▶ [SUPPLIED MATERIAL]
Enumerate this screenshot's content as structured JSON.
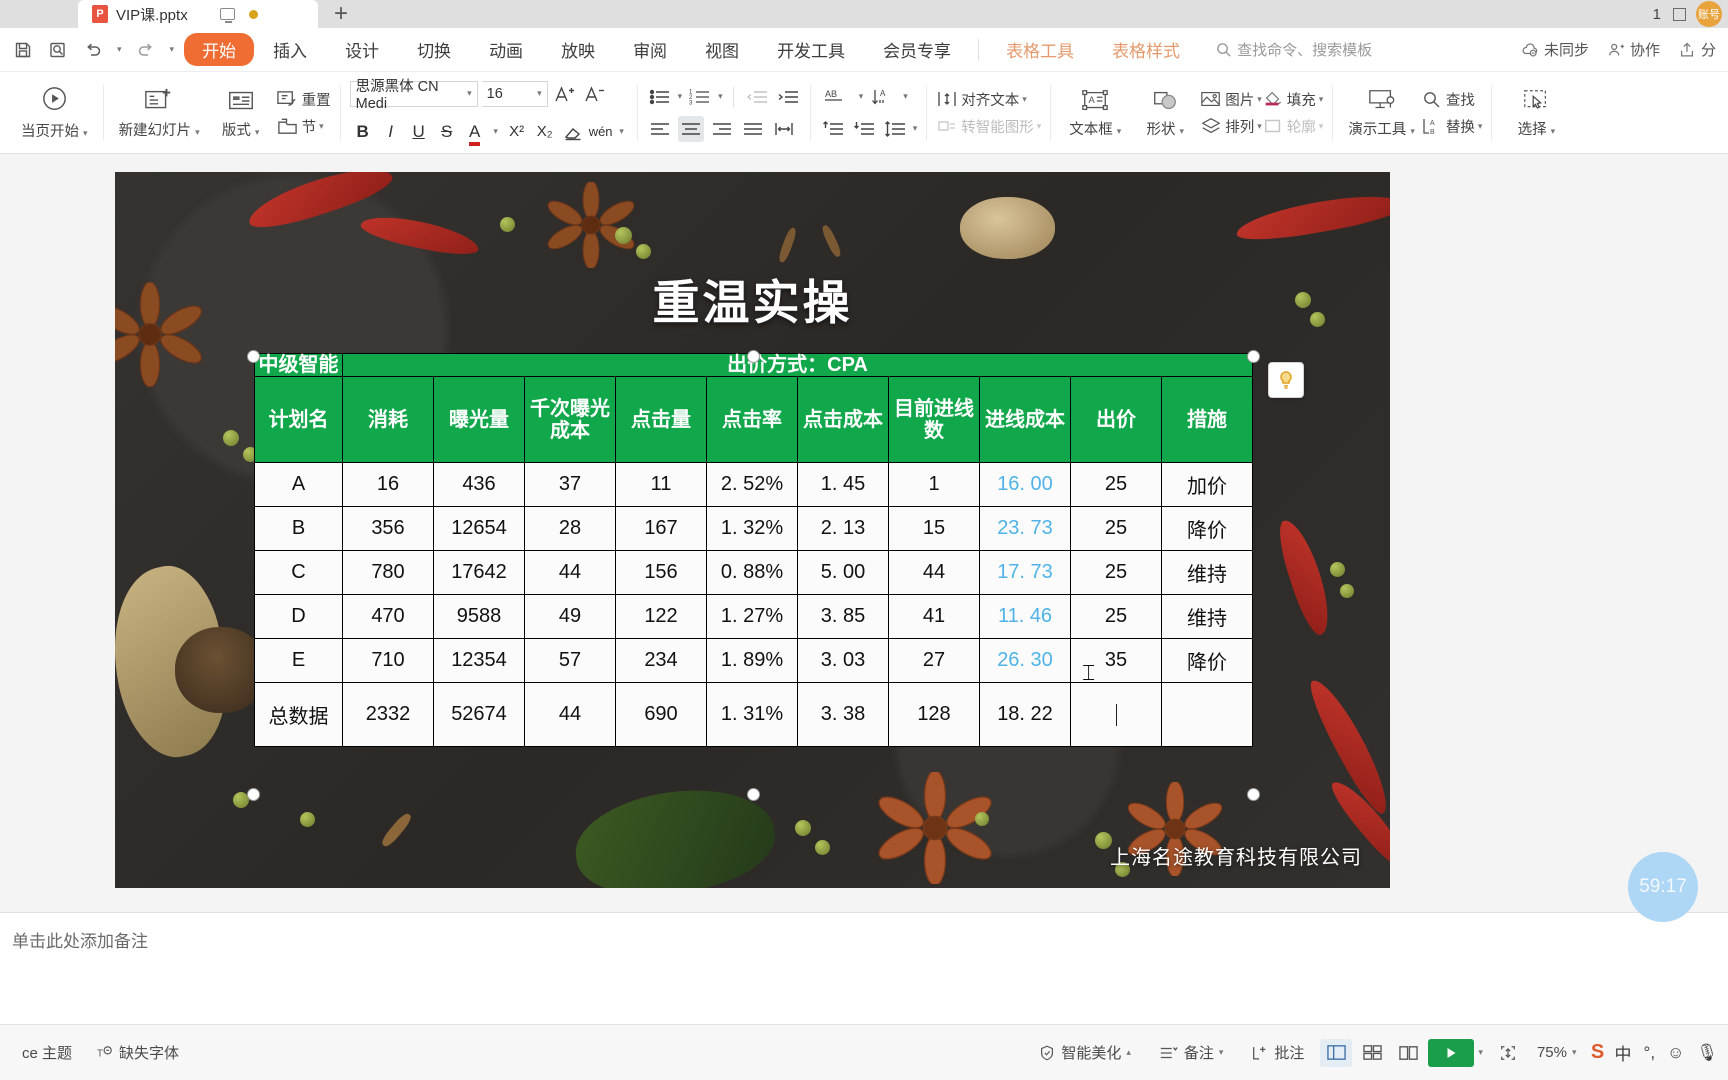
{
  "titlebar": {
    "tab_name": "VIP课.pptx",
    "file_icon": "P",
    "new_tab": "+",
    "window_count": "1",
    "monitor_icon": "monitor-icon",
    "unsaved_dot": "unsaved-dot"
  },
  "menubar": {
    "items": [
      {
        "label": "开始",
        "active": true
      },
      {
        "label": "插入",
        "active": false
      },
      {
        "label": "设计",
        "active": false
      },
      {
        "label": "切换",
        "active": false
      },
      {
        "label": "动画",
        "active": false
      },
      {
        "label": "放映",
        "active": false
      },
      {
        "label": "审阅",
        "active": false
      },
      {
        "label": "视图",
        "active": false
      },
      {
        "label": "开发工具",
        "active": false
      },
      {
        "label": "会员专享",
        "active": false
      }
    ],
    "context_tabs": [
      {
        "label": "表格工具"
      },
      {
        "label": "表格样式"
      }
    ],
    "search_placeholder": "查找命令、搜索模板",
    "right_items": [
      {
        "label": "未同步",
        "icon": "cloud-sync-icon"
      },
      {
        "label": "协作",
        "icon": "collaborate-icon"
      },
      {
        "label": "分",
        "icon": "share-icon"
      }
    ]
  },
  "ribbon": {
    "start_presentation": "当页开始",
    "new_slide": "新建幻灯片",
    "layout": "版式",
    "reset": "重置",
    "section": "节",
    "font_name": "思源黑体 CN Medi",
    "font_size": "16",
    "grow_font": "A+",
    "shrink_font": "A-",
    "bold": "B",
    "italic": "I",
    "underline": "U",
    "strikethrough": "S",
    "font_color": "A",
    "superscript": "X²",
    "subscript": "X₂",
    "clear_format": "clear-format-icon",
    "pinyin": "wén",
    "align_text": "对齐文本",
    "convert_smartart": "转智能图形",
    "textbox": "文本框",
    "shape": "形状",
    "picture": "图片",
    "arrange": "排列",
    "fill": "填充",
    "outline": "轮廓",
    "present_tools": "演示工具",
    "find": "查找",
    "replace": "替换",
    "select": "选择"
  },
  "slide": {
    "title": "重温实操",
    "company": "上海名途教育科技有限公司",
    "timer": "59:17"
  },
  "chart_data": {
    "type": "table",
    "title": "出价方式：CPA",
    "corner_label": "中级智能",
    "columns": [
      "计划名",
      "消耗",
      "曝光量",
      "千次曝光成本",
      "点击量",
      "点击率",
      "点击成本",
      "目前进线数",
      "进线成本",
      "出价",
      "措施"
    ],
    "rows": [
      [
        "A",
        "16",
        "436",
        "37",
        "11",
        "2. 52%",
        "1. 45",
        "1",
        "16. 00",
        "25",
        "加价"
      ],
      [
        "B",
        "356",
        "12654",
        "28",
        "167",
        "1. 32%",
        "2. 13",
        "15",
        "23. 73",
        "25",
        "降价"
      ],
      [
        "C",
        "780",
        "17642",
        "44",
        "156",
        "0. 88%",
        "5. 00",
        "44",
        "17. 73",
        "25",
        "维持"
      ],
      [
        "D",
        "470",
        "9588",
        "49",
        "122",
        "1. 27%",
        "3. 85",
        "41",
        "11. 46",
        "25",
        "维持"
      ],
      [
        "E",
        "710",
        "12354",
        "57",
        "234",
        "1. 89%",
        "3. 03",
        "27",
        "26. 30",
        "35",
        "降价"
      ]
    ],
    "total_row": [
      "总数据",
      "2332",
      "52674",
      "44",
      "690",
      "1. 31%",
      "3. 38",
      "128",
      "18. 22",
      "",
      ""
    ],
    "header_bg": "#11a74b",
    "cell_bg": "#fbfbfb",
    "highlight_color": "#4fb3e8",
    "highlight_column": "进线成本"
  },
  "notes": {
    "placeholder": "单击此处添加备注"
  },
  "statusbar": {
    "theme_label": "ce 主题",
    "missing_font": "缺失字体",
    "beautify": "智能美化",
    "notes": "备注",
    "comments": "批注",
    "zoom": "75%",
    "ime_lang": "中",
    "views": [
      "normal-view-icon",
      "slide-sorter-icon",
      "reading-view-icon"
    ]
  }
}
---
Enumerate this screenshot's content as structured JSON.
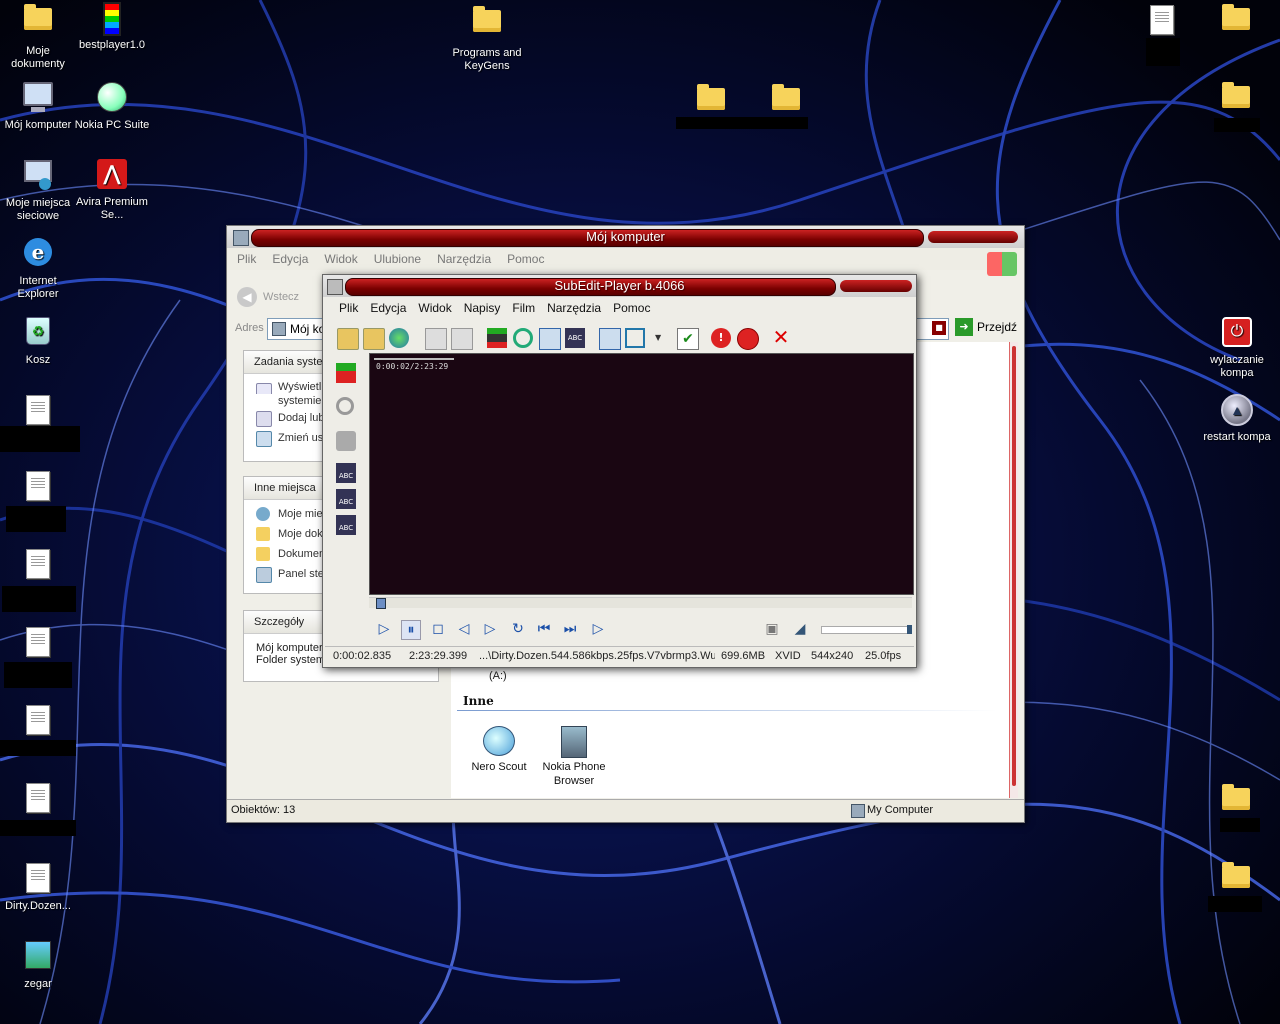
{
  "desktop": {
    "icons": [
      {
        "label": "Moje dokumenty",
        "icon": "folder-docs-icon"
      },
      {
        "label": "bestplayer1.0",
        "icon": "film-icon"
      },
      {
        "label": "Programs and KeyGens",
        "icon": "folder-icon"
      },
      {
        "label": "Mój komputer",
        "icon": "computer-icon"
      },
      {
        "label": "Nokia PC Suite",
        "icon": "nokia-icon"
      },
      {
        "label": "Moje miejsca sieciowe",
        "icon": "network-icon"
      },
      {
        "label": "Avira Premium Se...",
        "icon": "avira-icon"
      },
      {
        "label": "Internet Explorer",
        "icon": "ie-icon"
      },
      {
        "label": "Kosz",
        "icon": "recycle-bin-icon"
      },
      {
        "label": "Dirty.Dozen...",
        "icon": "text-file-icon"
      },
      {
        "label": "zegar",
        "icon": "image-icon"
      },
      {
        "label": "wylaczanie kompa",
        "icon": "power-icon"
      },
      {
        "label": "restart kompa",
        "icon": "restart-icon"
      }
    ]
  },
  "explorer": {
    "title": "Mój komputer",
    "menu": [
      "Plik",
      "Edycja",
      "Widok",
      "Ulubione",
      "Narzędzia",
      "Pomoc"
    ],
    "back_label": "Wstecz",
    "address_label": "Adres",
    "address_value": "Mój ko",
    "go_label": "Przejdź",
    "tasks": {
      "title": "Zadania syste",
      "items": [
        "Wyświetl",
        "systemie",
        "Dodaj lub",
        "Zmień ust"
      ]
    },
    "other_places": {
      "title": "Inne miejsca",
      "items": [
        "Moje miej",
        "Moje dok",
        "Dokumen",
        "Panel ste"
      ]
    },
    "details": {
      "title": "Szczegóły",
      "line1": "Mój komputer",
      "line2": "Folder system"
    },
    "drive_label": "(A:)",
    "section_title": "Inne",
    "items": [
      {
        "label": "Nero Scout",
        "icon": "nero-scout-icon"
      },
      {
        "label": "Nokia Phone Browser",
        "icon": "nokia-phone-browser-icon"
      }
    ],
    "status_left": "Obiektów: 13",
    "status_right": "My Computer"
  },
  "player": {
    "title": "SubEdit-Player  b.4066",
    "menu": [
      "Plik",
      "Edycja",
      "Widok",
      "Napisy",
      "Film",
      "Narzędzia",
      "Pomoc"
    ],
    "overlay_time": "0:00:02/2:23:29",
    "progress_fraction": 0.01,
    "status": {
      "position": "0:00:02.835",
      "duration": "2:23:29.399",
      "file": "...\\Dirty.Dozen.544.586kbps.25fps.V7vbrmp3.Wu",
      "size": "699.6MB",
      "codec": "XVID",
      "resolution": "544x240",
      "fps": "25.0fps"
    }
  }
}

▶ [TASK]
Show each line holding the word "Dirty".

▶ [SOLUTION FOR THIS TASK]
        "label": "Dirty.Dozen...",
      "file": "...\\Dirty.Dozen.544.586kbps.25fps.V7vbrmp3.Wu",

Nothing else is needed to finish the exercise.